Stored entries:
☆ ☆ ☆ ☆ ☆

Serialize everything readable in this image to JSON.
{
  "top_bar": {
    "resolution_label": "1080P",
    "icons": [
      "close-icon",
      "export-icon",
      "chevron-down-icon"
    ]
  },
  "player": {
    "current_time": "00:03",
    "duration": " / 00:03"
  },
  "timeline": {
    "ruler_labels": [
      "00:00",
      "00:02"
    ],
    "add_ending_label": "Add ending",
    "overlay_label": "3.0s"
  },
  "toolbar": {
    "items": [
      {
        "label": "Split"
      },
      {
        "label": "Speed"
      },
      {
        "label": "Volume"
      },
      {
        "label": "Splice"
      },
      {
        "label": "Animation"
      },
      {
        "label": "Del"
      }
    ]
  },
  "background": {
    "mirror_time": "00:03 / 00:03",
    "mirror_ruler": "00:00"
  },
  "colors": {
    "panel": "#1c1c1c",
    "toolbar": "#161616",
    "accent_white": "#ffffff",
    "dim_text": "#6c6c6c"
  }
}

☆ ☆ ☆ ☆ ☆

- TO BE DONE
Every line above should be printed again exactly as it stands.

- ANSWER BELOW
Serialize everything readable in this image to JSON.
{
  "top_bar": {
    "resolution_label": "1080P",
    "icons": [
      "close-icon",
      "export-icon",
      "chevron-down-icon"
    ]
  },
  "player": {
    "current_time": "00:03",
    "duration": " / 00:03"
  },
  "timeline": {
    "ruler_labels": [
      "00:00",
      "00:02"
    ],
    "add_ending_label": "Add ending",
    "overlay_label": "3.0s"
  },
  "toolbar": {
    "items": [
      {
        "label": "Split"
      },
      {
        "label": "Speed"
      },
      {
        "label": "Volume"
      },
      {
        "label": "Splice"
      },
      {
        "label": "Animation"
      },
      {
        "label": "Del"
      }
    ]
  },
  "background": {
    "mirror_time": "00:03 / 00:03",
    "mirror_ruler": "00:00"
  },
  "colors": {
    "panel": "#1c1c1c",
    "toolbar": "#161616",
    "accent_white": "#ffffff",
    "dim_text": "#6c6c6c"
  }
}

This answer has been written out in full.